───── TASK INPUTS
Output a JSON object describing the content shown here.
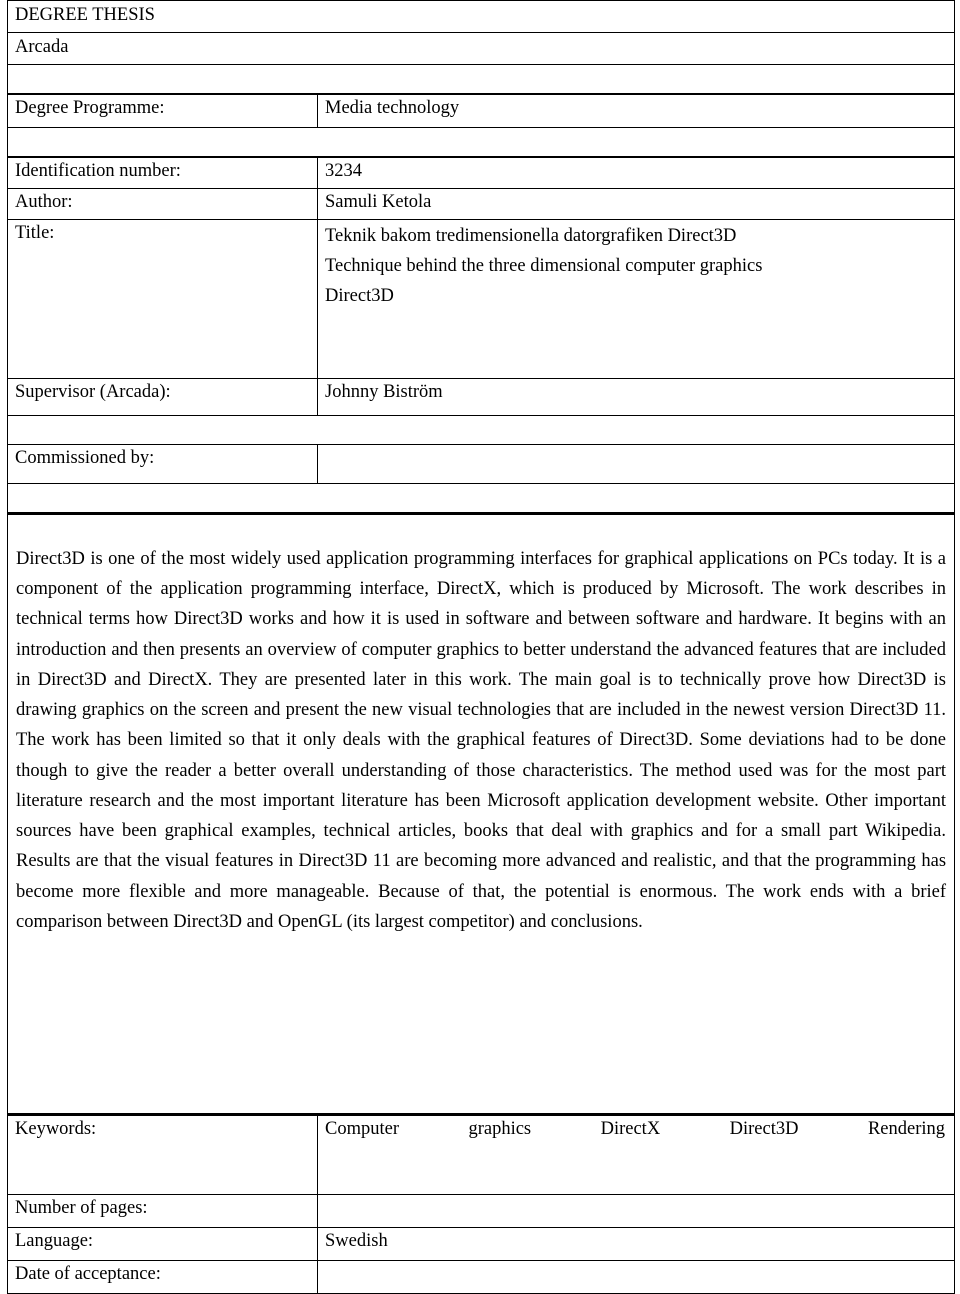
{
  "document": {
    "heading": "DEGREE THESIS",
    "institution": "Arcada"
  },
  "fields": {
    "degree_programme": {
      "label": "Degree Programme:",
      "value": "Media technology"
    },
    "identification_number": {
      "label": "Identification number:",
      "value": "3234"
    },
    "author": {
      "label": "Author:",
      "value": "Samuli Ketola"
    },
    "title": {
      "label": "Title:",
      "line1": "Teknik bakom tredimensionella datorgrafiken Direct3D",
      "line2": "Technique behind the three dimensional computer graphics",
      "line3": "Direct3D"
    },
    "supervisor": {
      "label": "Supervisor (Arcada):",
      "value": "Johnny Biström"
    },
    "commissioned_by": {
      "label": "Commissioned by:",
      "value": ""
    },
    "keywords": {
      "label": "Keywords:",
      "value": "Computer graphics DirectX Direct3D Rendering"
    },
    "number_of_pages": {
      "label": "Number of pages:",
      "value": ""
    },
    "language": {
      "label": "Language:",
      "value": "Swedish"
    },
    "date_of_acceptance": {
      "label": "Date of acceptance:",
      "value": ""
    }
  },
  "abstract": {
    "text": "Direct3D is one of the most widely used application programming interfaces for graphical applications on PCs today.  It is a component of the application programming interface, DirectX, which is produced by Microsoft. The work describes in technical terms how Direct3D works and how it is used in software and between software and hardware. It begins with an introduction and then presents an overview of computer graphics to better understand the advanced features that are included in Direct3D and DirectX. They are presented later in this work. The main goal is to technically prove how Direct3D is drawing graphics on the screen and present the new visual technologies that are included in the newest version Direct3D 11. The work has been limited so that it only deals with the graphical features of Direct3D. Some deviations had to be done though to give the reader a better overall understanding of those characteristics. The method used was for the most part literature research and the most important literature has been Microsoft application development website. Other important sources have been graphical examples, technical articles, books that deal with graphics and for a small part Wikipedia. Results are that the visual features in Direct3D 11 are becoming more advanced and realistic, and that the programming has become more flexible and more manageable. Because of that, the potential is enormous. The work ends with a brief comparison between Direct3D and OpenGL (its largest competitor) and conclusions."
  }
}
──────────
───── TASK INPUTS
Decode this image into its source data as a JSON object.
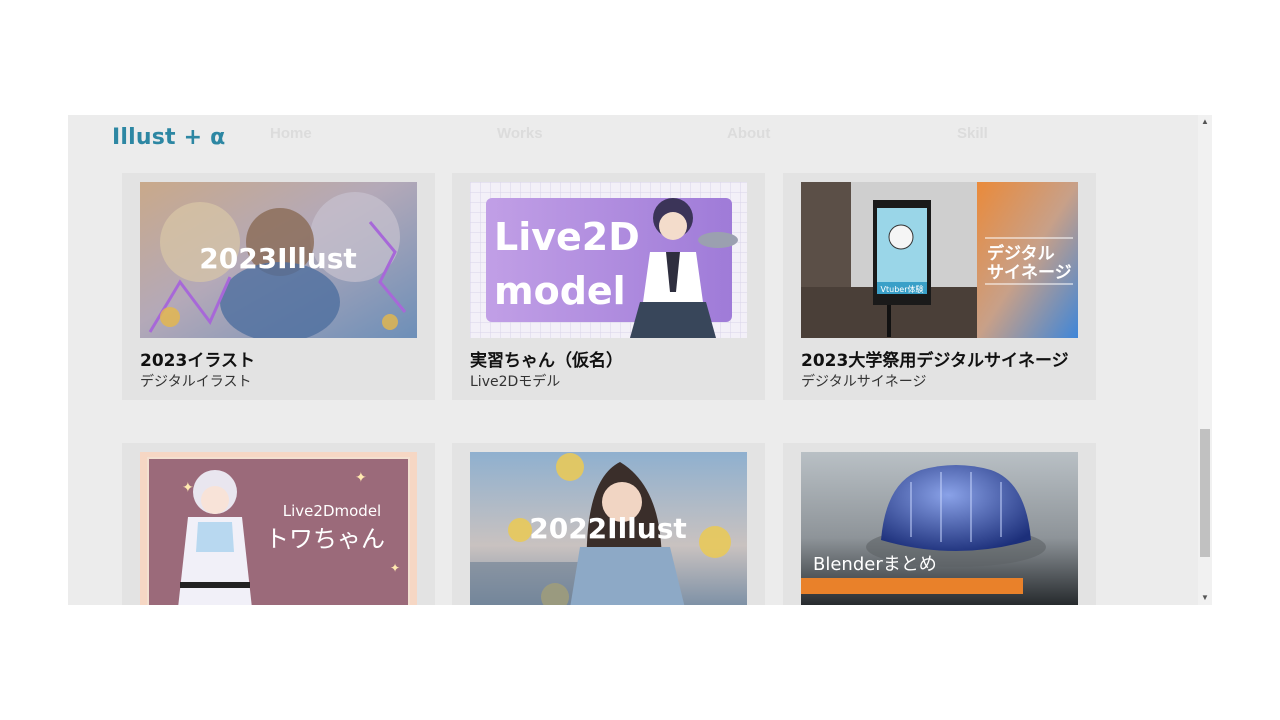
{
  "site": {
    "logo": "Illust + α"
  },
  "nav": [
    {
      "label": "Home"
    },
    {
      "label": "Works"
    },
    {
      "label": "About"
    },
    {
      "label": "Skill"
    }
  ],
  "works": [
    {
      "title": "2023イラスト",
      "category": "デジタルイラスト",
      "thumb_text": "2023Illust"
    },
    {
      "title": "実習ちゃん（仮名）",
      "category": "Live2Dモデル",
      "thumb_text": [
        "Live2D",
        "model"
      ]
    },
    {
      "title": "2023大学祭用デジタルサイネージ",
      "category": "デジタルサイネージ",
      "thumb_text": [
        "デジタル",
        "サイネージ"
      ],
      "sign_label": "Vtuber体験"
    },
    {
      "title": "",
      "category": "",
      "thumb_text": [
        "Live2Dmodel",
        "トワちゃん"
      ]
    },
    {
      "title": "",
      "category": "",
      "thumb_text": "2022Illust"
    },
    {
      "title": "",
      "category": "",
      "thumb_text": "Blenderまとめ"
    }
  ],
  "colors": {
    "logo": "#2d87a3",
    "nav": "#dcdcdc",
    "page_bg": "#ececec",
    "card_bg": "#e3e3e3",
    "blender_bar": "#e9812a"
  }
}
──────────
From the records above, pull out each line that has "object".

Output a JSON object describing the content shown here.
Decode this image into its source data as a JSON object.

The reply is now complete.